## Instruction
Rewrite the listing below with every "b-data-point" swapped for "b-point-marker" and every other part left unchanged. Omit the picture from your answer.

## Input material
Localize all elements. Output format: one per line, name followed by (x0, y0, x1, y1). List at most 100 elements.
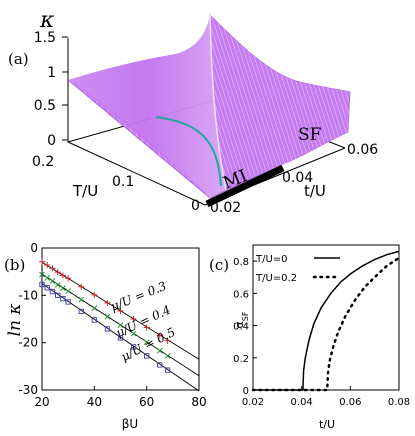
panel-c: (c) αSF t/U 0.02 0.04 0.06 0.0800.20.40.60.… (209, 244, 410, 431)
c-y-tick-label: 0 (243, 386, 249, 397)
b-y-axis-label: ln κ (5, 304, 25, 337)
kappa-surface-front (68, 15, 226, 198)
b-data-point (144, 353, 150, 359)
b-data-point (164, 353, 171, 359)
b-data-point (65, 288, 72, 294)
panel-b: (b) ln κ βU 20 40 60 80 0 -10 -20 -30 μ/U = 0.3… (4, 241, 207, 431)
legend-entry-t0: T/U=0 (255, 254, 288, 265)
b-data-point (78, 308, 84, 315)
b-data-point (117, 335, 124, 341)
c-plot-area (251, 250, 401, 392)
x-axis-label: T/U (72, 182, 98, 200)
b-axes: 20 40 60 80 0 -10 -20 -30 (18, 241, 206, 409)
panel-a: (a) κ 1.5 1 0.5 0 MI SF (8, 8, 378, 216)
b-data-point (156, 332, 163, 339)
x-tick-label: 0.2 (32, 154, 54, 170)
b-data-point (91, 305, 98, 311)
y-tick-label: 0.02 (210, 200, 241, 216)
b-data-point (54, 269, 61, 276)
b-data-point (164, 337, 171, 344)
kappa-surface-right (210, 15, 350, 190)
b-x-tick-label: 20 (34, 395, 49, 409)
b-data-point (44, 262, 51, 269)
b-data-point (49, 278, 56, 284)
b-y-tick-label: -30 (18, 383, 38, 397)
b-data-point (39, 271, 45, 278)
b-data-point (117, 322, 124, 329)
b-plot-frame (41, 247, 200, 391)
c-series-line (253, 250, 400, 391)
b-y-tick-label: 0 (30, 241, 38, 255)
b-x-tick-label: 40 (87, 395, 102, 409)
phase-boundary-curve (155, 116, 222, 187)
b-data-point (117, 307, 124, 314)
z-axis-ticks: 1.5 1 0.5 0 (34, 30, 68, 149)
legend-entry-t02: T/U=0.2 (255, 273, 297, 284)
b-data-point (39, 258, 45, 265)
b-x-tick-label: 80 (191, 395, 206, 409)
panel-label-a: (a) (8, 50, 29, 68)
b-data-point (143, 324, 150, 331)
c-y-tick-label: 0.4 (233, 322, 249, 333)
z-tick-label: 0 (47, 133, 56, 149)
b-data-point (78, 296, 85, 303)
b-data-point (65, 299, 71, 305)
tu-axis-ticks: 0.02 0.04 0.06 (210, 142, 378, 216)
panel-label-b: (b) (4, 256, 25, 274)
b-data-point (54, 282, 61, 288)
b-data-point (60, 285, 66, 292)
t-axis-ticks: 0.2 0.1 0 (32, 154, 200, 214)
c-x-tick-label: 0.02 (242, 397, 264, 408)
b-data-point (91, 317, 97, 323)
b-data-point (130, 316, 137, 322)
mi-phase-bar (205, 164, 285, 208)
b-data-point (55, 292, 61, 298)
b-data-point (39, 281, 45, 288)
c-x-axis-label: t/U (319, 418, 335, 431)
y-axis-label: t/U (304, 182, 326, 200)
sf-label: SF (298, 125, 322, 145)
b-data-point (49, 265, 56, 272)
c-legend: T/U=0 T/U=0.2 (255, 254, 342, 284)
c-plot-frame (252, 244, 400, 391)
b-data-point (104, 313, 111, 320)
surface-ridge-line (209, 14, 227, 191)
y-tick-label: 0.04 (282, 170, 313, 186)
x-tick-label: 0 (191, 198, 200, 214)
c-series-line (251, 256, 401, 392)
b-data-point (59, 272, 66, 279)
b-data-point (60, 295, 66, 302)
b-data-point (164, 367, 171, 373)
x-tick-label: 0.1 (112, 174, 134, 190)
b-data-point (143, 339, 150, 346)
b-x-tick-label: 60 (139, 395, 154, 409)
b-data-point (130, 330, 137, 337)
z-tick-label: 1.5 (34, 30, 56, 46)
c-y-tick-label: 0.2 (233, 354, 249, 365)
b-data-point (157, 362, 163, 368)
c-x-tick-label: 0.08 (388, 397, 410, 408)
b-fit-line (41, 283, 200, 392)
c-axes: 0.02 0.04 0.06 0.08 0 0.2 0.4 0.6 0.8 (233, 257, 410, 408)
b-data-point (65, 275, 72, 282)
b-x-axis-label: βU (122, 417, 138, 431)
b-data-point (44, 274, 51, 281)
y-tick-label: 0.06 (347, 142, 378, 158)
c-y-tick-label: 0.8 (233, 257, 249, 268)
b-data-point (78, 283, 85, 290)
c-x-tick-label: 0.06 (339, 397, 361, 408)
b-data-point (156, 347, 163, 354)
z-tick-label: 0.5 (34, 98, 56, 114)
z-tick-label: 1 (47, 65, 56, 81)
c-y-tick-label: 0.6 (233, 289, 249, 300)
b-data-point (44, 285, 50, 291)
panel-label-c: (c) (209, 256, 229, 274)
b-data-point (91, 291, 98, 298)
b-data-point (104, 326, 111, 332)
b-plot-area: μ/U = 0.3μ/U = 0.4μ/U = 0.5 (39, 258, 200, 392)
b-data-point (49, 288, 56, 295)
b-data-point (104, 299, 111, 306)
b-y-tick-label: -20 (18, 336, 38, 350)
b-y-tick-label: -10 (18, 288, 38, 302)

## Reply to the task
Localize all elements. Output format: one per line, name followed by (x0, y0, x1, y1). List at most 100 elements.
panel-c: (c) αSF t/U 0.02 0.04 0.06 0.0800.20.40.60.… (209, 244, 410, 431)
c-y-tick-label: 0 (243, 386, 249, 397)
b-y-axis-label: ln κ (5, 304, 25, 337)
kappa-surface-front (68, 15, 226, 198)
b-point-marker (144, 353, 150, 359)
b-point-marker (164, 353, 171, 359)
b-point-marker (65, 288, 72, 294)
panel-b: (b) ln κ βU 20 40 60 80 0 -10 -20 -30 μ/U = 0.3… (4, 241, 207, 431)
legend-entry-t0: T/U=0 (255, 254, 288, 265)
b-point-marker (78, 308, 84, 315)
b-point-marker (117, 335, 124, 341)
c-plot-area (251, 250, 401, 392)
x-axis-label: T/U (72, 182, 98, 200)
b-axes: 20 40 60 80 0 -10 -20 -30 (18, 241, 206, 409)
panel-a: (a) κ 1.5 1 0.5 0 MI SF (8, 8, 378, 216)
b-point-marker (156, 332, 163, 339)
x-tick-label: 0.2 (32, 154, 54, 170)
b-point-marker (91, 305, 98, 311)
y-tick-label: 0.02 (210, 200, 241, 216)
b-point-marker (54, 269, 61, 276)
b-point-marker (164, 337, 171, 344)
kappa-surface-right (210, 15, 350, 190)
b-x-tick-label: 20 (34, 395, 49, 409)
b-point-marker (44, 262, 51, 269)
b-point-marker (49, 278, 56, 284)
b-y-tick-label: -30 (18, 383, 38, 397)
b-point-marker (39, 271, 45, 278)
b-point-marker (117, 322, 124, 329)
b-plot-frame (41, 247, 200, 391)
c-series-line (253, 250, 400, 391)
b-y-tick-label: 0 (30, 241, 38, 255)
b-x-tick-label: 40 (87, 395, 102, 409)
phase-boundary-curve (155, 116, 222, 187)
b-point-marker (117, 307, 124, 314)
z-axis-ticks: 1.5 1 0.5 0 (34, 30, 68, 149)
legend-entry-t02: T/U=0.2 (255, 273, 297, 284)
b-point-marker (39, 258, 45, 265)
b-x-tick-label: 80 (191, 395, 206, 409)
panel-label-a: (a) (8, 50, 29, 68)
b-point-marker (143, 324, 150, 331)
c-y-tick-label: 0.4 (233, 322, 249, 333)
z-tick-label: 0 (47, 133, 56, 149)
b-point-marker (78, 296, 85, 303)
b-point-marker (65, 299, 71, 305)
tu-axis-ticks: 0.02 0.04 0.06 (210, 142, 378, 216)
panel-label-b: (b) (4, 256, 25, 274)
b-point-marker (54, 282, 61, 288)
b-point-marker (60, 285, 66, 292)
t-axis-ticks: 0.2 0.1 0 (32, 154, 200, 214)
c-x-tick-label: 0.02 (242, 397, 264, 408)
b-point-marker (91, 317, 97, 323)
b-point-marker (130, 316, 137, 322)
mi-phase-bar (205, 164, 285, 208)
b-point-marker (55, 292, 61, 298)
b-point-marker (39, 281, 45, 288)
c-x-axis-label: t/U (319, 418, 335, 431)
y-axis-label: t/U (304, 182, 326, 200)
sf-label: SF (298, 125, 322, 145)
b-point-marker (49, 265, 56, 272)
c-legend: T/U=0 T/U=0.2 (255, 254, 342, 284)
c-plot-frame (252, 244, 400, 391)
b-point-marker (104, 313, 111, 320)
surface-ridge-line (209, 14, 227, 191)
y-tick-label: 0.04 (282, 170, 313, 186)
x-tick-label: 0 (191, 198, 200, 214)
c-series-line (251, 256, 401, 392)
b-point-marker (59, 272, 66, 279)
b-point-marker (60, 295, 66, 302)
b-point-marker (164, 367, 171, 373)
x-tick-label: 0.1 (112, 174, 134, 190)
b-point-marker (143, 339, 150, 346)
b-x-tick-label: 60 (139, 395, 154, 409)
b-point-marker (130, 330, 137, 337)
z-tick-label: 1.5 (34, 30, 56, 46)
c-y-tick-label: 0.2 (233, 354, 249, 365)
b-point-marker (157, 362, 163, 368)
c-x-tick-label: 0.08 (388, 397, 410, 408)
b-fit-line (41, 283, 200, 392)
c-axes: 0.02 0.04 0.06 0.08 0 0.2 0.4 0.6 0.8 (233, 257, 410, 408)
b-point-marker (65, 275, 72, 282)
b-x-axis-label: βU (122, 417, 138, 431)
b-point-marker (44, 274, 51, 281)
y-tick-label: 0.06 (347, 142, 378, 158)
c-y-tick-label: 0.8 (233, 257, 249, 268)
b-point-marker (78, 283, 85, 290)
c-x-tick-label: 0.06 (339, 397, 361, 408)
b-point-marker (156, 347, 163, 354)
z-tick-label: 0.5 (34, 98, 56, 114)
z-tick-label: 1 (47, 65, 56, 81)
c-y-tick-label: 0.6 (233, 289, 249, 300)
b-point-marker (44, 285, 50, 291)
panel-label-c: (c) (209, 256, 229, 274)
b-point-marker (91, 291, 98, 298)
b-point-marker (104, 326, 111, 332)
b-plot-area: μ/U = 0.3μ/U = 0.4μ/U = 0.5 (39, 258, 200, 392)
b-point-marker (49, 288, 56, 295)
b-point-marker (104, 299, 111, 306)
b-y-tick-label: -20 (18, 336, 38, 350)
b-y-tick-label: -10 (18, 288, 38, 302)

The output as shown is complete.